Go through the records and extract every line with the word "University".

Start of Exercise input

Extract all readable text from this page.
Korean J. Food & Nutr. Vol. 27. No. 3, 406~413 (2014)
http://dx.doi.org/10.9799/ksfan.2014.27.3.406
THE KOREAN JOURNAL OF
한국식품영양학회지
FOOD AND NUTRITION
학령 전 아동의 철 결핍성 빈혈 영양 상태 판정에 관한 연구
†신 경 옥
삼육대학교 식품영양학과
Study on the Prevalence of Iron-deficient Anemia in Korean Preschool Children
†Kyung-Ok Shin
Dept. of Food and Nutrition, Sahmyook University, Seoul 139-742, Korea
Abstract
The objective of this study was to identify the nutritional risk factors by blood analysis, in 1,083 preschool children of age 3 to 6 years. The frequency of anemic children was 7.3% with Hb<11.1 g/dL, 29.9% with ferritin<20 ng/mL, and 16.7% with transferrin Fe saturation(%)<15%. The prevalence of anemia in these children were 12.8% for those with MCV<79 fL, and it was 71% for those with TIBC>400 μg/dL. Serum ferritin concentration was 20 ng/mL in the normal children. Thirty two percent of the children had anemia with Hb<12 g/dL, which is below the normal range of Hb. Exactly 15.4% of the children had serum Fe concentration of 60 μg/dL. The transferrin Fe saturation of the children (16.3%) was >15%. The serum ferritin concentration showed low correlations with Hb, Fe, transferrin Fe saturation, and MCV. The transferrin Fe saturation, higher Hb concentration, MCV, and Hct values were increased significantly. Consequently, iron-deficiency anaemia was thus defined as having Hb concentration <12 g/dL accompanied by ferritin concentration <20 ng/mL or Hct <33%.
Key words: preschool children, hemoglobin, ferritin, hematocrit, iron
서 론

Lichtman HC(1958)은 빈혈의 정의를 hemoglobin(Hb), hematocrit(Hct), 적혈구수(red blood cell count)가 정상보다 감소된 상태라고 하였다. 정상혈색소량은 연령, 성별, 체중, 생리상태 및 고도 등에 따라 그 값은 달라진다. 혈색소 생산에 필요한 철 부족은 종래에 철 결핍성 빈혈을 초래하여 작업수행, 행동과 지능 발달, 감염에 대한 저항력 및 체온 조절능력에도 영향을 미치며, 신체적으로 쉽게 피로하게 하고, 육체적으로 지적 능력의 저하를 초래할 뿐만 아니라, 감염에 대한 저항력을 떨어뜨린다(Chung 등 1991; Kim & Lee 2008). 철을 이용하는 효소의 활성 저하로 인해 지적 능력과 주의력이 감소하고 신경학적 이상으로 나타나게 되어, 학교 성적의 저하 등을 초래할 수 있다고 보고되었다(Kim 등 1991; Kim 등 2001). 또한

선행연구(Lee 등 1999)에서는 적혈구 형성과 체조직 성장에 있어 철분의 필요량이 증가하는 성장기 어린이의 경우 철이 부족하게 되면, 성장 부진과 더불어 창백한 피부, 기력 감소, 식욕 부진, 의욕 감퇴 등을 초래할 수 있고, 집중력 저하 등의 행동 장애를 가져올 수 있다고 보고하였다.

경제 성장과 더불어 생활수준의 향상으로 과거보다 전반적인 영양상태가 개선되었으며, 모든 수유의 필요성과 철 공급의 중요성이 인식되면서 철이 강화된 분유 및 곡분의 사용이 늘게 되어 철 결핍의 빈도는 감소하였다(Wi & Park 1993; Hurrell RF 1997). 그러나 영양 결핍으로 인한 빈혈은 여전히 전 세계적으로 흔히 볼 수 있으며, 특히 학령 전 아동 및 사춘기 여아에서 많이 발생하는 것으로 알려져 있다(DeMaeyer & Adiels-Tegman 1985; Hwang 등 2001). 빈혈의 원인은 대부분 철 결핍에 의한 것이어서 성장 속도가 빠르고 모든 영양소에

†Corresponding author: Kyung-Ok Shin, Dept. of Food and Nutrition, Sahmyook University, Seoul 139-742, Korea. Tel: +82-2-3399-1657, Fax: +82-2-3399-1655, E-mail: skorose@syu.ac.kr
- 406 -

End of Exercise input

• Exercise result:
Dept. of Food and Nutrition, Sahmyook University, Seoul 139-742, Korea
†Corresponding author: Kyung-Ok Shin, Dept. of Food and Nutrition, Sahmyook University, Seoul 139-742, Korea. Tel: +82-2-3399-1657, Fax: +82-2-3399-1655, E-mail: skorose@syu.ac.kr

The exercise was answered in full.